→ **AIM**: Scan the records below. List lines holding "text".

→ **INPUT RECORDS**:

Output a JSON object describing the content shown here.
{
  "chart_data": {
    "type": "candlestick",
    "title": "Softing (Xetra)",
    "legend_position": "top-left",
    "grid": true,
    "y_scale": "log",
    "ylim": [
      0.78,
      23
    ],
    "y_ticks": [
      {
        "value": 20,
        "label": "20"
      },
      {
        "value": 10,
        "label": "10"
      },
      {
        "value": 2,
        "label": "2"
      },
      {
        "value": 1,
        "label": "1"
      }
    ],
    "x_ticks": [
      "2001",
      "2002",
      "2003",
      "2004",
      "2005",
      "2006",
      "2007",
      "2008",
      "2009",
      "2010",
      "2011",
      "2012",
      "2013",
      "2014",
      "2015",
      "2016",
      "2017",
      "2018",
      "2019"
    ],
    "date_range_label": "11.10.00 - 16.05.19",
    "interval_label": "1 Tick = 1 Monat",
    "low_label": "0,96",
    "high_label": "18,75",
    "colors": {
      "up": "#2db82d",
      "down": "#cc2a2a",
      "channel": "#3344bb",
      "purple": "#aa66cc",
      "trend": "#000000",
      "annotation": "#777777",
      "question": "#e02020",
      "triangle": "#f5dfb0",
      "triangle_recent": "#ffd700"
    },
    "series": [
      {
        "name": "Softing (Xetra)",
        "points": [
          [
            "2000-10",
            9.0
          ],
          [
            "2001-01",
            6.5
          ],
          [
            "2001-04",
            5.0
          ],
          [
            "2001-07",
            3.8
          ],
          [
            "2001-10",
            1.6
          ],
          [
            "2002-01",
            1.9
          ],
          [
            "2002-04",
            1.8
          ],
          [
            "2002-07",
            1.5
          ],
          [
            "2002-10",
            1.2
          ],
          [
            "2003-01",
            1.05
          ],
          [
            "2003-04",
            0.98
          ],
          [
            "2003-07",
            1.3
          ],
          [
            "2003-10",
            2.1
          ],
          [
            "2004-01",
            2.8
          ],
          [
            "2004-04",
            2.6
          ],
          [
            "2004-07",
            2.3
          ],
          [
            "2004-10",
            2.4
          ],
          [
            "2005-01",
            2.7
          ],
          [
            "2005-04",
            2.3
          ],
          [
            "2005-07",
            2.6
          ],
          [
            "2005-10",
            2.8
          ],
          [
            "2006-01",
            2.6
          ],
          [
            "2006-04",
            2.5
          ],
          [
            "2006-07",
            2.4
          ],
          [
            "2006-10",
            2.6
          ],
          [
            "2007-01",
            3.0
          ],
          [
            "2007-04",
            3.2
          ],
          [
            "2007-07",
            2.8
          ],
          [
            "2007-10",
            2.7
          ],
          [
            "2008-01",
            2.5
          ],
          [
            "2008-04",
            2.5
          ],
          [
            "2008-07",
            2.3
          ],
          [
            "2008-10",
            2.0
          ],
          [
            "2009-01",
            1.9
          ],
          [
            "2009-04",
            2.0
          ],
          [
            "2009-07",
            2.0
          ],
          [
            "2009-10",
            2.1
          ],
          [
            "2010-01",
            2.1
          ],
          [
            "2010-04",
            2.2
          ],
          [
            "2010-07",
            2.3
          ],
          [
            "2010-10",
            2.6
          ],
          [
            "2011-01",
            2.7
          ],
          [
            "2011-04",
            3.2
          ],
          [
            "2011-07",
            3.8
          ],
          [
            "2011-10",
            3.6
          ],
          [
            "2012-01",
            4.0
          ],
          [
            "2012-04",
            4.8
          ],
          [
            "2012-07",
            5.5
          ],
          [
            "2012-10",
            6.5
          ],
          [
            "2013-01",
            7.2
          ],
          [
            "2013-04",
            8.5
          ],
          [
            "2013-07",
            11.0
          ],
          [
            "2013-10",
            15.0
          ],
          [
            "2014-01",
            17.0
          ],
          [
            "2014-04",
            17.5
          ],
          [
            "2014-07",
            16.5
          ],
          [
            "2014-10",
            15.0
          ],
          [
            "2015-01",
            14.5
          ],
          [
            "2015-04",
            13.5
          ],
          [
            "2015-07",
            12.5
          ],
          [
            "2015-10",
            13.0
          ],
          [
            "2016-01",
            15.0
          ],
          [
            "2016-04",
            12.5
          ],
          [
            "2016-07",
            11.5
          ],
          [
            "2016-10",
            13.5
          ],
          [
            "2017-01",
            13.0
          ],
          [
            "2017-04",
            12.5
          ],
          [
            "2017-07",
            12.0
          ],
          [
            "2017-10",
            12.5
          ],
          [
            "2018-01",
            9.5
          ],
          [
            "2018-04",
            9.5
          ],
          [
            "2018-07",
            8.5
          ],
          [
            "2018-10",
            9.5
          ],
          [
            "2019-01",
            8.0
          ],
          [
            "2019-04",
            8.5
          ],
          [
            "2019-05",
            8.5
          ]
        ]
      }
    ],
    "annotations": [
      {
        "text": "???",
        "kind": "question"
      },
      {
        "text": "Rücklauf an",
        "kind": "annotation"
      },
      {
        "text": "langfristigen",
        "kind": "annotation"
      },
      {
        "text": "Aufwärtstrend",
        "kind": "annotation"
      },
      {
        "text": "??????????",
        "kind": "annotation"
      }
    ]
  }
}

→ **RESULT FOR THIS TASK**:
        "text": "???",
        "text": "Rücklauf an",
        "text": "langfristigen",
        "text": "Aufwärtstrend",
        "text": "??????????",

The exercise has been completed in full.